PROBLEM TO WORK ON => What you return should match every record exactly, with the images removed.

Entries from a dataset:

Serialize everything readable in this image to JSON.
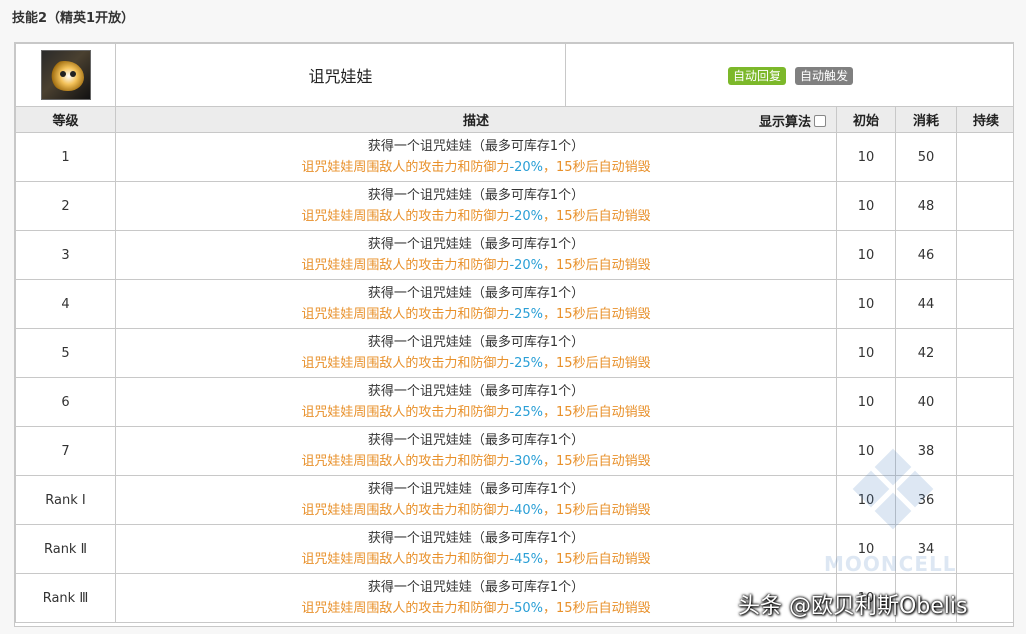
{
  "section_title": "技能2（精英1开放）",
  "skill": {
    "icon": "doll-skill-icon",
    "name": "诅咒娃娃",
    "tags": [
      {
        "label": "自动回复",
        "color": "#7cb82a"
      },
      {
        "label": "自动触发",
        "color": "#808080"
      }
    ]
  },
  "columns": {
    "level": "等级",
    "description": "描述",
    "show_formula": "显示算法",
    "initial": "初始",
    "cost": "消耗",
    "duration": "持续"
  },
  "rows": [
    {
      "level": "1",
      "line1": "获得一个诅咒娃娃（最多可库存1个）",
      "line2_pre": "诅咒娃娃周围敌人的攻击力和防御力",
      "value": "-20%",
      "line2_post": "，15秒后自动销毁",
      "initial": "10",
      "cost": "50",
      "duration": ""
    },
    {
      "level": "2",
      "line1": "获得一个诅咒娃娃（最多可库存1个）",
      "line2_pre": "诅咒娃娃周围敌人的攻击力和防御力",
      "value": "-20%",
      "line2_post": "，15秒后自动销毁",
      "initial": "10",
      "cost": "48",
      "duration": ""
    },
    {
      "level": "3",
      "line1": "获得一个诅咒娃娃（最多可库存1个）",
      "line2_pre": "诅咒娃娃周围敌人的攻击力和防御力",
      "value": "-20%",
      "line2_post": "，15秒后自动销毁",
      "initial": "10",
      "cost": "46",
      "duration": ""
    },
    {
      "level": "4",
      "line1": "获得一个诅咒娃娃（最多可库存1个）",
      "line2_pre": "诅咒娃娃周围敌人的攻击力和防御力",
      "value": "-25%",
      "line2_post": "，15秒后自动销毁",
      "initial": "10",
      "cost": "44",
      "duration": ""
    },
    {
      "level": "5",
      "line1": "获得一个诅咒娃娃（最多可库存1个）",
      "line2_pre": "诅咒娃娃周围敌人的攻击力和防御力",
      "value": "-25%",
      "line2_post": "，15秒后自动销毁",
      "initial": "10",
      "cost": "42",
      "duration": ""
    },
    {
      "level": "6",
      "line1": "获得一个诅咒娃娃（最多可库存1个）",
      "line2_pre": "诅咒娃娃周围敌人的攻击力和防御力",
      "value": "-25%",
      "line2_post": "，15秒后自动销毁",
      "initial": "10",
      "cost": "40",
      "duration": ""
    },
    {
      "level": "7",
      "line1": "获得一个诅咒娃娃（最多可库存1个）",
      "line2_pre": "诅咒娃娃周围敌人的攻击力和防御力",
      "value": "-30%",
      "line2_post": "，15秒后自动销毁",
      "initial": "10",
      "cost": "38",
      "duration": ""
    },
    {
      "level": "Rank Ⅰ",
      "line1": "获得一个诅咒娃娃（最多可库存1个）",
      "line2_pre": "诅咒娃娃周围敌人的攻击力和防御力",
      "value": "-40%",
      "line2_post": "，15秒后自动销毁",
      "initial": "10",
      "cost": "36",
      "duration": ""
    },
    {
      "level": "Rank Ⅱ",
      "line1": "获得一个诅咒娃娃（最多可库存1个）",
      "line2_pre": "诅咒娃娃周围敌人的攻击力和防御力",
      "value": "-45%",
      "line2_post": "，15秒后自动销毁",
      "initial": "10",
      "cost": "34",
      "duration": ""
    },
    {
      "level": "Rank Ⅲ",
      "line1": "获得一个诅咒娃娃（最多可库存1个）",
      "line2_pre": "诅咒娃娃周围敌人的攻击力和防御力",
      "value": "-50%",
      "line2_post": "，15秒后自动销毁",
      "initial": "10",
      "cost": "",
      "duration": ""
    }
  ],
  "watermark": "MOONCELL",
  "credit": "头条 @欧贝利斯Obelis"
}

SOLUTION TO THIS PROBLEM =>
Serialize everything readable in this image to JSON.
{
  "section_title": "技能2（精英1开放）",
  "skill": {
    "icon": "doll-skill-icon",
    "name": "诅咒娃娃",
    "tags": [
      {
        "label": "自动回复",
        "color": "#7cb82a"
      },
      {
        "label": "自动触发",
        "color": "#808080"
      }
    ]
  },
  "columns": {
    "level": "等级",
    "description": "描述",
    "show_formula": "显示算法",
    "initial": "初始",
    "cost": "消耗",
    "duration": "持续"
  },
  "rows": [
    {
      "level": "1",
      "line1": "获得一个诅咒娃娃（最多可库存1个）",
      "line2_pre": "诅咒娃娃周围敌人的攻击力和防御力",
      "value": "-20%",
      "line2_post": "，15秒后自动销毁",
      "initial": "10",
      "cost": "50",
      "duration": ""
    },
    {
      "level": "2",
      "line1": "获得一个诅咒娃娃（最多可库存1个）",
      "line2_pre": "诅咒娃娃周围敌人的攻击力和防御力",
      "value": "-20%",
      "line2_post": "，15秒后自动销毁",
      "initial": "10",
      "cost": "48",
      "duration": ""
    },
    {
      "level": "3",
      "line1": "获得一个诅咒娃娃（最多可库存1个）",
      "line2_pre": "诅咒娃娃周围敌人的攻击力和防御力",
      "value": "-20%",
      "line2_post": "，15秒后自动销毁",
      "initial": "10",
      "cost": "46",
      "duration": ""
    },
    {
      "level": "4",
      "line1": "获得一个诅咒娃娃（最多可库存1个）",
      "line2_pre": "诅咒娃娃周围敌人的攻击力和防御力",
      "value": "-25%",
      "line2_post": "，15秒后自动销毁",
      "initial": "10",
      "cost": "44",
      "duration": ""
    },
    {
      "level": "5",
      "line1": "获得一个诅咒娃娃（最多可库存1个）",
      "line2_pre": "诅咒娃娃周围敌人的攻击力和防御力",
      "value": "-25%",
      "line2_post": "，15秒后自动销毁",
      "initial": "10",
      "cost": "42",
      "duration": ""
    },
    {
      "level": "6",
      "line1": "获得一个诅咒娃娃（最多可库存1个）",
      "line2_pre": "诅咒娃娃周围敌人的攻击力和防御力",
      "value": "-25%",
      "line2_post": "，15秒后自动销毁",
      "initial": "10",
      "cost": "40",
      "duration": ""
    },
    {
      "level": "7",
      "line1": "获得一个诅咒娃娃（最多可库存1个）",
      "line2_pre": "诅咒娃娃周围敌人的攻击力和防御力",
      "value": "-30%",
      "line2_post": "，15秒后自动销毁",
      "initial": "10",
      "cost": "38",
      "duration": ""
    },
    {
      "level": "Rank Ⅰ",
      "line1": "获得一个诅咒娃娃（最多可库存1个）",
      "line2_pre": "诅咒娃娃周围敌人的攻击力和防御力",
      "value": "-40%",
      "line2_post": "，15秒后自动销毁",
      "initial": "10",
      "cost": "36",
      "duration": ""
    },
    {
      "level": "Rank Ⅱ",
      "line1": "获得一个诅咒娃娃（最多可库存1个）",
      "line2_pre": "诅咒娃娃周围敌人的攻击力和防御力",
      "value": "-45%",
      "line2_post": "，15秒后自动销毁",
      "initial": "10",
      "cost": "34",
      "duration": ""
    },
    {
      "level": "Rank Ⅲ",
      "line1": "获得一个诅咒娃娃（最多可库存1个）",
      "line2_pre": "诅咒娃娃周围敌人的攻击力和防御力",
      "value": "-50%",
      "line2_post": "，15秒后自动销毁",
      "initial": "10",
      "cost": "",
      "duration": ""
    }
  ],
  "watermark": "MOONCELL",
  "credit": "头条 @欧贝利斯Obelis"
}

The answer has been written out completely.